Start of DATASET RECORDS

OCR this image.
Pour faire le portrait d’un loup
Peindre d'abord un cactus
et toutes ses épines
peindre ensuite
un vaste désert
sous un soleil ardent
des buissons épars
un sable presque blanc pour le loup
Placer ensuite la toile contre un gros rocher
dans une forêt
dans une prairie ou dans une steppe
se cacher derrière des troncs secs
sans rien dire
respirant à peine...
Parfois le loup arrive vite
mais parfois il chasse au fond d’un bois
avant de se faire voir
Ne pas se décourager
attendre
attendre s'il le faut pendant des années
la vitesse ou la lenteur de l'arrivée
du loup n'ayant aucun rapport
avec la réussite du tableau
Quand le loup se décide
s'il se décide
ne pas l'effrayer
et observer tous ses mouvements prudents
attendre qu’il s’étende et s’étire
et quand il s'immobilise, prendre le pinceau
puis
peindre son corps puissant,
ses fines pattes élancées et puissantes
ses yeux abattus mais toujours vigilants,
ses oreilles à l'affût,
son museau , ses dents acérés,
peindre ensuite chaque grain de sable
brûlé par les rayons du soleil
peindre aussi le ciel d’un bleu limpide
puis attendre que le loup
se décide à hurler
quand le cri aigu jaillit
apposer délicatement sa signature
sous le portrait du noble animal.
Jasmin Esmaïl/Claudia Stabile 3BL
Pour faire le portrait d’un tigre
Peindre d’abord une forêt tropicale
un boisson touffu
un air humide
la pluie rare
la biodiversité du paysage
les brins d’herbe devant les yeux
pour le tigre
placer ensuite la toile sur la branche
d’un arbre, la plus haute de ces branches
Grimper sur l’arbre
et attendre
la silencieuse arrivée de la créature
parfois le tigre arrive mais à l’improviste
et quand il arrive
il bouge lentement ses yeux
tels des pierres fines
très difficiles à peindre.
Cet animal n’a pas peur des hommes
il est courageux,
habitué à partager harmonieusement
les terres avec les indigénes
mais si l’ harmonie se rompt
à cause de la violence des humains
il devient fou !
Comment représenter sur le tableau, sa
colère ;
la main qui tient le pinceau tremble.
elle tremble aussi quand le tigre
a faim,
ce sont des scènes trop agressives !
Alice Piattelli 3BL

End of DATASET RECORDS

_PROBLEM TO WORK ON:_ Reproduce each entry word for word.

_CORRECT OUTPUT:_
OCR this image.
Pour faire le portrait d’un loup
Peindre d'abord un cactus
et toutes ses épines
peindre ensuite
un vaste désert
sous un soleil ardent
des buissons épars
un sable presque blanc pour le loup
Placer ensuite la toile contre un gros rocher
dans une forêt
dans une prairie ou dans une steppe
se cacher derrière des troncs secs
sans rien dire
respirant à peine...
Parfois le loup arrive vite
mais parfois il chasse au fond d’un bois
avant de se faire voir
Ne pas se décourager
attendre
attendre s'il le faut pendant des années
la vitesse ou la lenteur de l'arrivée
du loup n'ayant aucun rapport
avec la réussite du tableau
Quand le loup se décide
s'il se décide
ne pas l'effrayer
et observer tous ses mouvements prudents
attendre qu’il s’étende et s’étire
et quand il s'immobilise, prendre le pinceau
puis
peindre son corps puissant,
ses fines pattes élancées et puissantes
ses yeux abattus mais toujours vigilants,
ses oreilles à l'affût,
son museau , ses dents acérés,
peindre ensuite chaque grain de sable
brûlé par les rayons du soleil
peindre aussi le ciel d’un bleu limpide
puis attendre que le loup
se décide à hurler
quand le cri aigu jaillit
apposer délicatement sa signature
sous le portrait du noble animal.
Jasmin Esmaïl/Claudia Stabile 3BL
Pour faire le portrait d’un tigre
Peindre d’abord une forêt tropicale
un boisson touffu
un air humide
la pluie rare
la biodiversité du paysage
les brins d’herbe devant les yeux
pour le tigre
placer ensuite la toile sur la branche
d’un arbre, la plus haute de ces branches
Grimper sur l’arbre
et attendre
la silencieuse arrivée de la créature
parfois le tigre arrive mais à l’improviste
et quand il arrive
il bouge lentement ses yeux
tels des pierres fines
très difficiles à peindre.
Cet animal n’a pas peur des hommes
il est courageux,
habitué à partager harmonieusement
les terres avec les indigénes
mais si l’ harmonie se rompt
à cause de la violence des humains
il devient fou !
Comment représenter sur le tableau, sa
colère ;
la main qui tient le pinceau tremble.
elle tremble aussi quand le tigre
a faim,
ce sont des scènes trop agressives !
Alice Piattelli 3BL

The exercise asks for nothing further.